Your goal —
Scan the entries below. List each line with "color".
· · · · ·
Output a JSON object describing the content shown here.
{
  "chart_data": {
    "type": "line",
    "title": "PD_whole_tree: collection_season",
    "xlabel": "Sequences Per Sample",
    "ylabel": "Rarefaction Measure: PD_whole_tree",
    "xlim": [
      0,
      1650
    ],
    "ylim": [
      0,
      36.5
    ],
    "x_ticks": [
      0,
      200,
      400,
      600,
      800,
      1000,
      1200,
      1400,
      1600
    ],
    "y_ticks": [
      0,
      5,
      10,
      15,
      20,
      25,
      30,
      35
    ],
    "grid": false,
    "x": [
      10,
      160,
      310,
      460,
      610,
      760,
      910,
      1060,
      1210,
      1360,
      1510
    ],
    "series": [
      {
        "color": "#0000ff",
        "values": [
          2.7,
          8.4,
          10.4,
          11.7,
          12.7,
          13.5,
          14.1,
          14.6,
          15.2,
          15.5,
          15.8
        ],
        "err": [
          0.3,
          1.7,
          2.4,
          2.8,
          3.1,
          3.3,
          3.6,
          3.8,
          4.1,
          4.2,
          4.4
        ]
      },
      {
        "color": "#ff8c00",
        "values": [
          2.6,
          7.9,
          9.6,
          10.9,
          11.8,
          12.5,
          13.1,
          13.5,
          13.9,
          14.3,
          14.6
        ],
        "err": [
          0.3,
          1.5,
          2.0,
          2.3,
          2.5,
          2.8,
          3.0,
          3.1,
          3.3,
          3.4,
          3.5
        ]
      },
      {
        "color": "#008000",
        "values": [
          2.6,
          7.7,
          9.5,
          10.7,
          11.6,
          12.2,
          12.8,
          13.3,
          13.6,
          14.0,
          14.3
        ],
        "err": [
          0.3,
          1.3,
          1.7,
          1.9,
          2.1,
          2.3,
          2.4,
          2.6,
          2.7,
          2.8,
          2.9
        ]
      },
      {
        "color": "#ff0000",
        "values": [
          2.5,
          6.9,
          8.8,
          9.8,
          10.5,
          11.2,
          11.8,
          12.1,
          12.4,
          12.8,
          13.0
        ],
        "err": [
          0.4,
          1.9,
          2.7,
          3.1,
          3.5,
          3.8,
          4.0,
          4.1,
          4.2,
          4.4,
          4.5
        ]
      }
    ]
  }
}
· · · · ·
Response to this task —
        "color": "#0000ff",
        "color": "#ff8c00",
        "color": "#008000",
        "color": "#ff0000",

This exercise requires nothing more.